#### [SHORT EXERCISE]
Reproduce the whole listing, character for character.

#### [RECORD EXCERPTS]

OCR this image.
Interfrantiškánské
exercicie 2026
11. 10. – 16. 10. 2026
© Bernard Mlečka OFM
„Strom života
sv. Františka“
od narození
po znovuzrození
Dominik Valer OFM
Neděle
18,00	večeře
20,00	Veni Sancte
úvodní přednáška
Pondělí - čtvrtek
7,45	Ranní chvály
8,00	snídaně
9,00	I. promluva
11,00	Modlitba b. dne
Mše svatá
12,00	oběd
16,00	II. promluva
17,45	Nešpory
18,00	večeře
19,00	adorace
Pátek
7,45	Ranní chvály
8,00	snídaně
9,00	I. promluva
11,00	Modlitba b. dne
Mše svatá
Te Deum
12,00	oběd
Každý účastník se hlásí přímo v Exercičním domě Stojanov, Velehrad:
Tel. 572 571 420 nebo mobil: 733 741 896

#### [FULL ANSWER]
OCR this image.
Interfrantiškánské
exercicie 2026
11. 10. – 16. 10. 2026
© Bernard Mlečka OFM
„Strom života
sv. Františka“
od narození
po znovuzrození
Dominik Valer OFM
Neděle
18,00	večeře
20,00	Veni Sancte
úvodní přednáška
Pondělí - čtvrtek
7,45	Ranní chvály
8,00	snídaně
9,00	I. promluva
11,00	Modlitba b. dne
Mše svatá
12,00	oběd
16,00	II. promluva
17,45	Nešpory
18,00	večeře
19,00	adorace
Pátek
7,45	Ranní chvály
8,00	snídaně
9,00	I. promluva
11,00	Modlitba b. dne
Mše svatá
Te Deum
12,00	oběd
Každý účastník se hlásí přímo v Exercičním domě Stojanov, Velehrad:
Tel. 572 571 420 nebo mobil: 733 741 896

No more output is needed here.